TEXT BLOCK:
** start **

Barnhill & McGee Airways
- Founded: 1931; 95 years ago
- Ceased operations: 1932; 94 years ago
- Focus cities: Anchorage, Alaska * Bristol Bay, Alaska;
- Fleet size: 2
- Destinations: Numerous
- Headquarters: Anchorage, Alaska
- Key people: Linious "Mac" McGee * Harvey W. Barnhill;

= Barnhill & McGee Airways =

US airline

Barnhill & McGee Airways, one of the earliest air services in Alaska, was founded in Anchorage as a partnership between Harvey W. Barnhill and Linious "Mac" McGee in 1932. The airline served McGee’s fur business and offered service between Anchorage and Bristol Bay. Although Barnhill & McGee Airways lasted for only two years, it was the forerunner of McGee Airways which was the forerunner of Alaska Airlines.

==History==
Harvey W. Barnhill nicknamed "Barney" Barnhill was a legendary, hard-drinking bush pilot. He came to Alaska in 1929 and was part of Carl Ben Eielson’s team in Fairbanks transporting personnel and a fortune in furs from the trading ship Nanuck that was stranded in the ice off the coast of Siberia. He flew in the search for the Eielson wreck after his fatal crash in the winter of 1929-1930.

An Indiana native, Linious "Mac" McGee who subsequently worked as a miner, truck driver, dishwasher and fur buyer, came to Alaska in the fall of 1929 by stowing away on an Alaska-bound steamship looking for business opportunities, after several failed ventures. He became a fur buyer using dog teams & chartered airplanes. He needed an airplane of his own to go to some of the remote areas of Alaska to buy furs.

McGee teamed up with "Barney" Barnhill in 1931, purchasing a three-seat Stinson SM-8 aircraft for $5000 from Varney Airlines in San Francisco. They shipped the plane to Alaska on a steamship, taking it off the ship in Valdez, where they reassembled the airplane on the beach, flew it to Anchorage and formed Barnhill & McGee Airways. McGee learned to fly but preferred managing, so he hired other pilots and paid them a commission of the gross sales generated by the planes they flew.

** end **

REQUIRED WORK: Reproduce the passage of the Barnhill & McGee Airways article that begins at the words "An Indiana native, Linious" and stops after the words "planes they flew.". The items that come next are separate material with no connection to the Barnhill & McGee Airways article.

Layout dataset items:
** start **

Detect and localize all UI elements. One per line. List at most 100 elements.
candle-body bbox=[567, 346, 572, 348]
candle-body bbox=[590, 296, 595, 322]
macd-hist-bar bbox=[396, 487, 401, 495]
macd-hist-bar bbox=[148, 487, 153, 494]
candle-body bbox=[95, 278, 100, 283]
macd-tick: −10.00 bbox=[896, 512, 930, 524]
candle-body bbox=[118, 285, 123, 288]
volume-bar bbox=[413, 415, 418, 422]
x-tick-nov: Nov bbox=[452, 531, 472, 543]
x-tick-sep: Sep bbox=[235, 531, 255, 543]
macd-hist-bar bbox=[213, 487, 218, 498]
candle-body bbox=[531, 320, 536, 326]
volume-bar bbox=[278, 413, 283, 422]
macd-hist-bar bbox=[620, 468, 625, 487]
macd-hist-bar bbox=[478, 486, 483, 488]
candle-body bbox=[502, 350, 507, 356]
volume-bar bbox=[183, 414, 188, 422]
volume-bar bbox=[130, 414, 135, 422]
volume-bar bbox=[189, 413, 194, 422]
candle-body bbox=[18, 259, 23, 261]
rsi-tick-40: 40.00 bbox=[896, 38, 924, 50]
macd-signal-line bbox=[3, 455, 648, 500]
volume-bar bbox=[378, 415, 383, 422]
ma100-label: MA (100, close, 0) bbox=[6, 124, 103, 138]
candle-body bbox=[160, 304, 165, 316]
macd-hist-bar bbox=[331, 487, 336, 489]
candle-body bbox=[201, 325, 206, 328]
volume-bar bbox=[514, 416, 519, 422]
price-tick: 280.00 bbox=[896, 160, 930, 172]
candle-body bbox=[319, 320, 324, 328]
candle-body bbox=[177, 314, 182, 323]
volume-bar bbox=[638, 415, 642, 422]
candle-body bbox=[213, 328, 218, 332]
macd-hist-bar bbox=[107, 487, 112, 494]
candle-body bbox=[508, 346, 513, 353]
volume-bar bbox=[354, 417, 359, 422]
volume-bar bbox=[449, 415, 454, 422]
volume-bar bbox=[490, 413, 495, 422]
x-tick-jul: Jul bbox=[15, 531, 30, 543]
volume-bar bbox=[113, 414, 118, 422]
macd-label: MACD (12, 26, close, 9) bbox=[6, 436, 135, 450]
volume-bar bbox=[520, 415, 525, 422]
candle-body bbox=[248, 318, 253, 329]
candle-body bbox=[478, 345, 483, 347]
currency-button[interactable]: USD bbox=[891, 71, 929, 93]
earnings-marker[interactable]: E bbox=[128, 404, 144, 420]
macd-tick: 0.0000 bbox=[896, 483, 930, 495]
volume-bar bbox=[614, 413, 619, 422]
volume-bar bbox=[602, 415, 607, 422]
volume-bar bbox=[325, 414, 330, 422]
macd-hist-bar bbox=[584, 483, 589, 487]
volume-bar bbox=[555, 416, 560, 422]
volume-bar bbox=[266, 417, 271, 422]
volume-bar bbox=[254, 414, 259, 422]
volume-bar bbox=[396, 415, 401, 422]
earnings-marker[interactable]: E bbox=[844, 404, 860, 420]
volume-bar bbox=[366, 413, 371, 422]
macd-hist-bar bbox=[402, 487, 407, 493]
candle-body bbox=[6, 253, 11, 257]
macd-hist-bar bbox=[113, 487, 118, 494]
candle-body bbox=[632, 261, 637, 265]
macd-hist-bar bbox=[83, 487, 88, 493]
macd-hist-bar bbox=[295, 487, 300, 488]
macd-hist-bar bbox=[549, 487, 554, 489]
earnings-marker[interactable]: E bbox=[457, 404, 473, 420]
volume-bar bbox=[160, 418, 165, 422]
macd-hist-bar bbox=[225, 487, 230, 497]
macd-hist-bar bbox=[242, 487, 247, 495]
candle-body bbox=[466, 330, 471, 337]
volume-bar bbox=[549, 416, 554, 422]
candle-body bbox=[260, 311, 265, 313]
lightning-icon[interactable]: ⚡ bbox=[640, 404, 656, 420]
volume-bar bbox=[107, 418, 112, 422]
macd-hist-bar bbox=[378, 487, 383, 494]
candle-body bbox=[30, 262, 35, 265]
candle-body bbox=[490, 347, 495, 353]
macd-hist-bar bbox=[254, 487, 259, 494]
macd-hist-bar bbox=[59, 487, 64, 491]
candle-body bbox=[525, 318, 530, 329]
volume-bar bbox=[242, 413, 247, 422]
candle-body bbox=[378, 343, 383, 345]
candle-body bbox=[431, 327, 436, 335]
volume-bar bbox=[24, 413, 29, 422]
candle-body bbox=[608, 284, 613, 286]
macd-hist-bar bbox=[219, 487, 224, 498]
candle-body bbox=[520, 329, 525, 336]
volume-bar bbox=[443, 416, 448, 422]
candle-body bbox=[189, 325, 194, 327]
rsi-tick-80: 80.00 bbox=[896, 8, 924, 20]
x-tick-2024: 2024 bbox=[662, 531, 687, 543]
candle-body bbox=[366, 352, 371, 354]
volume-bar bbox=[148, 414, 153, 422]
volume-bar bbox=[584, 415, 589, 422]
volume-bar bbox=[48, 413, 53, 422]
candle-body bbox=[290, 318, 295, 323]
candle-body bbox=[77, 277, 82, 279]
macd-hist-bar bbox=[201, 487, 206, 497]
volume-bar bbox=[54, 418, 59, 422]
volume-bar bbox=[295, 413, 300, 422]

** end **

WRITTEN RESPONSE:
An Indiana native, Linious "Mac" McGee who subsequently worked as a miner, truck driver, dishwasher and fur buyer, came to Alaska in the fall of 1929 by stowing away on an Alaska-bound steamship looking for business opportunities, after several failed ventures. He became a fur buyer using dog teams & chartered airplanes. He needed an airplane of his own to go to some of the remote areas of Alaska to buy furs.

McGee teamed up with "Barney" Barnhill in 1931, purchasing a three-seat Stinson SM-8 aircraft for $5000 from Varney Airlines in San Francisco. They shipped the plane to Alaska on a steamship, taking it off the ship in Valdez, where they reassembled the airplane on the beach, flew it to Anchorage and formed Barnhill & McGee Airways. McGee learned to fly but preferred managing, so he hired other pilots and paid them a commission of the gross sales generated by the planes they flew.